Stored records
########

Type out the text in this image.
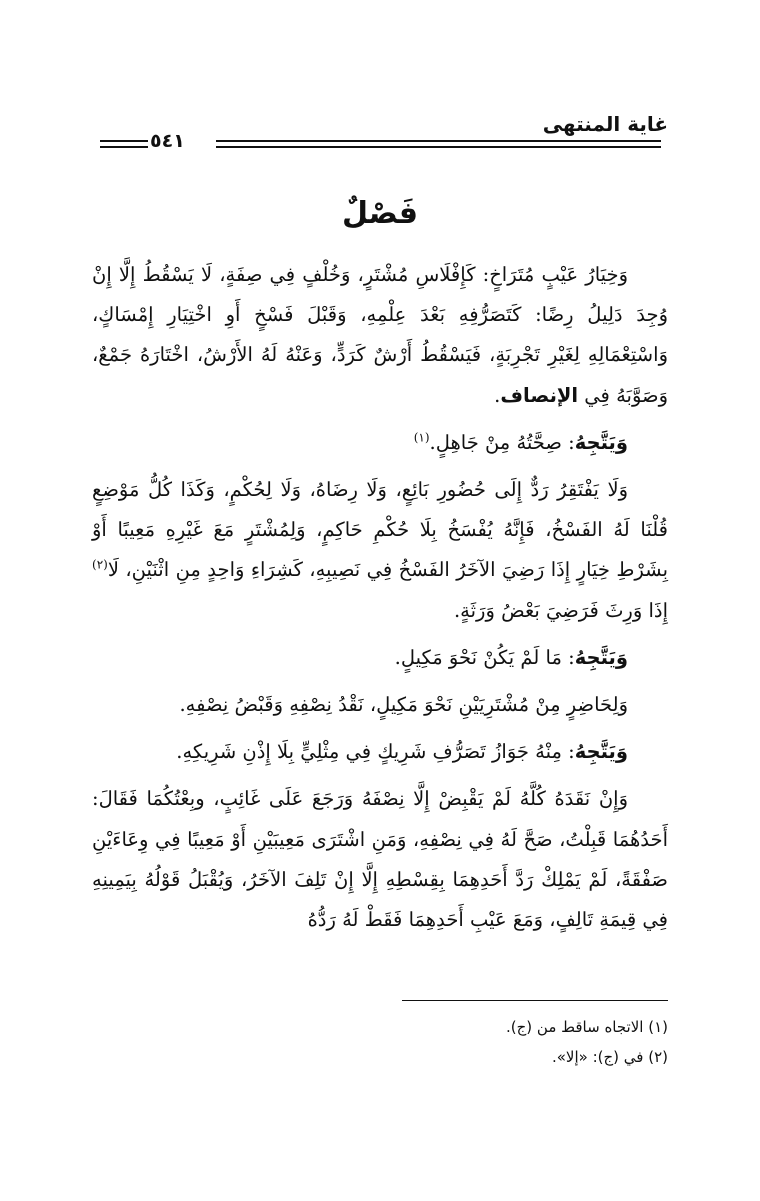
غاية المنتهى
٥٤١
فَصْلٌ

وَخِيَارُ عَيْبٍ مُتَرَاخٍ: كَإِفْلَاسِ مُشْتَرٍ، وَخُلْفٍ فِي صِفَةٍ، لَا يَسْقُطُ إِلَّا إِنْ وُجِدَ دَلِيلُ رِضًا: كَتَصَرُّفِهِ بَعْدَ عِلْمِهِ، وَقَبْلَ فَسْخٍ أَوِ اخْتِيَارِ إِمْسَاكٍ، وَاسْتِعْمَالِهِ لِغَيْرِ تَجْرِبَةٍ، فَيَسْقُطُ أَرْشٌ كَرَدٍّ، وَعَنْهُ لَهُ الأَرْشُ، اخْتَارَهُ جَمْعٌ، وَصَوَّبَهُ فِي الإنصاف.

وَيَتَّجِهُ: صِحَّتُهُ مِنْ جَاهِلٍ.$^{(١)}$

وَلَا يَفْتَقِرُ رَدٌّ إِلَى حُضُورِ بَائِعٍ، وَلَا رِضَاهُ، وَلَا لِحُكْمٍ، وَكَذَا كُلُّ مَوْضِعٍ قُلْنَا لَهُ الفَسْخُ، فَإِنَّهُ يُفْسَخُ بِلَا حُكْمِ حَاكِمٍ، وَلِمُشْتَرٍ مَعَ غَيْرِهِ مَعِيبًا أَوْ بِشَرْطِ خِيَارٍ إِذَا رَضِيَ الآخَرُ الفَسْخُ فِي نَصِيبِهِ، كَشِرَاءِ وَاحِدٍ مِنِ اثْنَيْنِ، لَا$^{(٢)}$ إِذَا وَرِثَ فَرَضِيَ بَعْضُ وَرَثَةٍ.

وَيَتَّجِهُ: مَا لَمْ يَكُنْ نَحْوَ مَكِيلٍ.

وَلِحَاضِرٍ مِنْ مُشْتَرِيَيْنِ نَحْوَ مَكِيلٍ، نَقْدُ نِصْفِهِ وَقَبْضُ نِصْفِهِ.

وَيَتَّجِهُ: مِنْهُ جَوَازُ تَصَرُّفِ شَرِيكٍ فِي مِثْلِيٍّ بِلَا إِذْنِ شَرِيكِهِ.

وَإِنْ نَقَدَهُ كُلَّهُ لَمْ يَقْبِضْ إِلَّا نِصْفَهُ وَرَجَعَ عَلَى غَائِبٍ، وبِعْتُكُمَا فَقَالَ: أَحَدُهُمَا قَبِلْتُ، صَحَّ لَهُ فِي نِصْفِهِ، وَمَنِ اشْتَرَى مَعِيبَيْنِ أَوْ مَعِيبًا فِي وِعَاءَيْنِ صَفْقَةً، لَمْ يَمْلِكْ رَدَّ أَحَدِهِمَا بِقِسْطِهِ إِلَّا إِنْ تَلِفَ الآخَرُ، وَيُقْبَلُ قَوْلُهُ بِيَمِينِهِ فِي قِيمَةِ تَالِفٍ، وَمَعَ عَيْبِ أَحَدِهِمَا فَقَطْ لَهُ رَدُّهُ

(١) الاتجاه ساقط من (ج).

(٢) في (ج): «إلا».
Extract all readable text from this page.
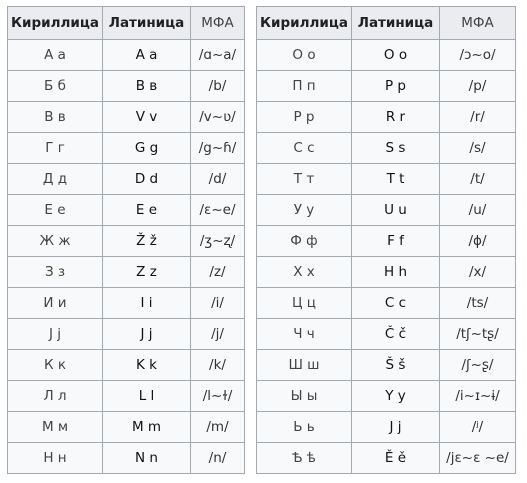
Кириллица	Латиница	МФА
А а	A a	/ɑ~a/
Б б	B в	/b/
В в	V v	/v~ʋ/
Г г	G g	/g~ɦ/
Д д	D d	/d/
Е е	E e	/ɛ~e/
Ж ж	Ž ž	/ʒ~ʐ/
З з	Z z	/z/
И и	I i	/i/
J j	J j	/j/
К к	K k	/k/
Л л	L l	/l~ɫ/
М м	M m	/m/
Н н	N n	/n/
Кириллица	Латиница	МФА
О о	O o	/ɔ~o/
П п	P p	/p/
Р р	R r	/r/
С с	S s	/s/
Т т	T t	/t/
У у	U u	/u/
Ф ф	F f	/ɸ/
Х х	H h	/x/
Ц ц	C c	/ts/
Ч ч	Č č	/tʃ~tʂ/
Ш ш	Š š	/ʃ~ʂ/
Ы ы	Y y	/i~ɪ~ɨ/
Ь ь	J j	/ʲ/
Ѣ ѣ	Ě ě	/jɛ~ɛ ~e/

########

WORK REQUIRED
Lines holding the word "this" should be counted across the entries; state only how many there are.

PROBLEM SOLUTION
2